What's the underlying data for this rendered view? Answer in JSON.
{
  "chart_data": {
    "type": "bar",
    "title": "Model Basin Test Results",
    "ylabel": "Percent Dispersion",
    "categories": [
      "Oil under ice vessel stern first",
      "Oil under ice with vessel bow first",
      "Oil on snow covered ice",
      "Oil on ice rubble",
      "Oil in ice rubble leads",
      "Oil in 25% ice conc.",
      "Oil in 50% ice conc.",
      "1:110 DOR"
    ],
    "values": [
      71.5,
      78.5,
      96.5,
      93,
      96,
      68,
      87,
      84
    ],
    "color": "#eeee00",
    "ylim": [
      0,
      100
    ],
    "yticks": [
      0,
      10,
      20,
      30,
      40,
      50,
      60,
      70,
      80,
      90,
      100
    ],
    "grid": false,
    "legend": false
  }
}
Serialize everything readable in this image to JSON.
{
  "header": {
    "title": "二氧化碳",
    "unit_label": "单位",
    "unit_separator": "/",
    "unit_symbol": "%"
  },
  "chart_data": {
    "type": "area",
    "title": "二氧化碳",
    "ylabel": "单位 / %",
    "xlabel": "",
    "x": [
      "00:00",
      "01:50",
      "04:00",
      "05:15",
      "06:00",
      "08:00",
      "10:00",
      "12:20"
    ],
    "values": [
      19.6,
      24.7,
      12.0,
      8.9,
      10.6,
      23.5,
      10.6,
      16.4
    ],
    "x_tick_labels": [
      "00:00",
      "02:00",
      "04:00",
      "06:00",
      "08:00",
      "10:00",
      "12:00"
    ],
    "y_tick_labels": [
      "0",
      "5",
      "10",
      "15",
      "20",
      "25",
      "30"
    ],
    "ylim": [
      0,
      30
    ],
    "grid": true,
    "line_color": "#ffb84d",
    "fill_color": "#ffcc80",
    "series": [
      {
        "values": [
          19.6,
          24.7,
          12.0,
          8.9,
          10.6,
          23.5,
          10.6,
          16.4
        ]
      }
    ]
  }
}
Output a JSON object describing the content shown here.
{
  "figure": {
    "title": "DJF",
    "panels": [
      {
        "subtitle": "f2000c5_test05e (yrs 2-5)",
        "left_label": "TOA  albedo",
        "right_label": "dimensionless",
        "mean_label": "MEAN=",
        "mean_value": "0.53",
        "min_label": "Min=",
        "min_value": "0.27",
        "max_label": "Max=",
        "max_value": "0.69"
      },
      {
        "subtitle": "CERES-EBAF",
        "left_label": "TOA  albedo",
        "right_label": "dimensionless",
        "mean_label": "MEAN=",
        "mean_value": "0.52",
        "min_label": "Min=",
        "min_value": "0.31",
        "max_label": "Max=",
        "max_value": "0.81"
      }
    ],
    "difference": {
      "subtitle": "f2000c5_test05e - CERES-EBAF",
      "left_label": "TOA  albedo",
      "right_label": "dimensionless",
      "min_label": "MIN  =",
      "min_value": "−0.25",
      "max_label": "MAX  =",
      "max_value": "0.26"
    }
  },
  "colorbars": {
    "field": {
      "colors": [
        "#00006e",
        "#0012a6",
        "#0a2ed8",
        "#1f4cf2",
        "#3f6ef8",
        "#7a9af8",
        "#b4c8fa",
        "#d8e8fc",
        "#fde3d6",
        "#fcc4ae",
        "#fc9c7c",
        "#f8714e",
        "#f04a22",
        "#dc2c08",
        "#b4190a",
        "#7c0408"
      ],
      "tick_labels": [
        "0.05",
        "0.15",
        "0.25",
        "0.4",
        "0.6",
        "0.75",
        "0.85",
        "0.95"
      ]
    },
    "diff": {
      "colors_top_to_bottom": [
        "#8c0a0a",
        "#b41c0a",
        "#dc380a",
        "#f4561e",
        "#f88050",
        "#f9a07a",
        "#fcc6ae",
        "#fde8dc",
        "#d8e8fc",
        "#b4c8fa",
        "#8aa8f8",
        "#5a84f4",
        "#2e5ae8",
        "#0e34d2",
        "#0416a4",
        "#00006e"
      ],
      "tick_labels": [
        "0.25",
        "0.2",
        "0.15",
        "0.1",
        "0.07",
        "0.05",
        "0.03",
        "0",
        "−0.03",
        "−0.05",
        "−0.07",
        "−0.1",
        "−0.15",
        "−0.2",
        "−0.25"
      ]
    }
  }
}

§ Description of the task
Out of the material above, select every line that holds the string "subtitle".

§ Correct answer
        "subtitle": "f2000c5_test05e (yrs 2-5)",
        "subtitle": "CERES-EBAF",
      "subtitle": "f2000c5_test05e - CERES-EBAF",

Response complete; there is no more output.